## AIM OF THE EXERCISE
Would you restate all the data that follows, word for word?

====

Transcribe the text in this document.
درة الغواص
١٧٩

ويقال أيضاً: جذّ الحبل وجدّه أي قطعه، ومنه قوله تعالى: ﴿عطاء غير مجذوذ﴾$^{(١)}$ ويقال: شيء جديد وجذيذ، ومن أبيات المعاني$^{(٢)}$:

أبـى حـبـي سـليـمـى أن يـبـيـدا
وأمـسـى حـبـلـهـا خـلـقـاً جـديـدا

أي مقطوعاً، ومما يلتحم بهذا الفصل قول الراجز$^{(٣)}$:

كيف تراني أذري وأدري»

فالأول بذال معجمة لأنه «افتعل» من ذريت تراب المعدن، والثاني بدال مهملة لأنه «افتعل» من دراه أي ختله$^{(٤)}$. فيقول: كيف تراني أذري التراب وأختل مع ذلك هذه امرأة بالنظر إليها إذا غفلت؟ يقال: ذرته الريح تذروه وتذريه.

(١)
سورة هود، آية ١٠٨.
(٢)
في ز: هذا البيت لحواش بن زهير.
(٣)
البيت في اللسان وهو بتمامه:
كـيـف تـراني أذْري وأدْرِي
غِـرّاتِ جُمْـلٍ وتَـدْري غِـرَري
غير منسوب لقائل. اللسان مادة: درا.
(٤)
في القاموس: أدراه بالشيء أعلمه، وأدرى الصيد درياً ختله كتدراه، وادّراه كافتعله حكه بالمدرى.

====

## PROBLEM SOLUTION
Transcribe the text in this document.
درة الغواص
١٧٩

ويقال أيضاً: جذّ الحبل وجدّه أي قطعه، ومنه قوله تعالى: ﴿عطاء غير مجذوذ﴾$^{(١)}$ ويقال: شيء جديد وجذيذ، ومن أبيات المعاني$^{(٢)}$:

أبـى حـبـي سـليـمـى أن يـبـيـدا
وأمـسـى حـبـلـهـا خـلـقـاً جـديـدا

أي مقطوعاً، ومما يلتحم بهذا الفصل قول الراجز$^{(٣)}$:

كيف تراني أذري وأدري»

فالأول بذال معجمة لأنه «افتعل» من ذريت تراب المعدن، والثاني بدال مهملة لأنه «افتعل» من دراه أي ختله$^{(٤)}$. فيقول: كيف تراني أذري التراب وأختل مع ذلك هذه امرأة بالنظر إليها إذا غفلت؟ يقال: ذرته الريح تذروه وتذريه.

(١)
سورة هود، آية ١٠٨.
(٢)
في ز: هذا البيت لحواش بن زهير.
(٣)
البيت في اللسان وهو بتمامه:
كـيـف تـراني أذْري وأدْرِي
غِـرّاتِ جُمْـلٍ وتَـدْري غِـرَري
غير منسوب لقائل. اللسان مادة: درا.
(٤)
في القاموس: أدراه بالشيء أعلمه، وأدرى الصيد درياً ختله كتدراه، وادّراه كافتعله حكه بالمدرى.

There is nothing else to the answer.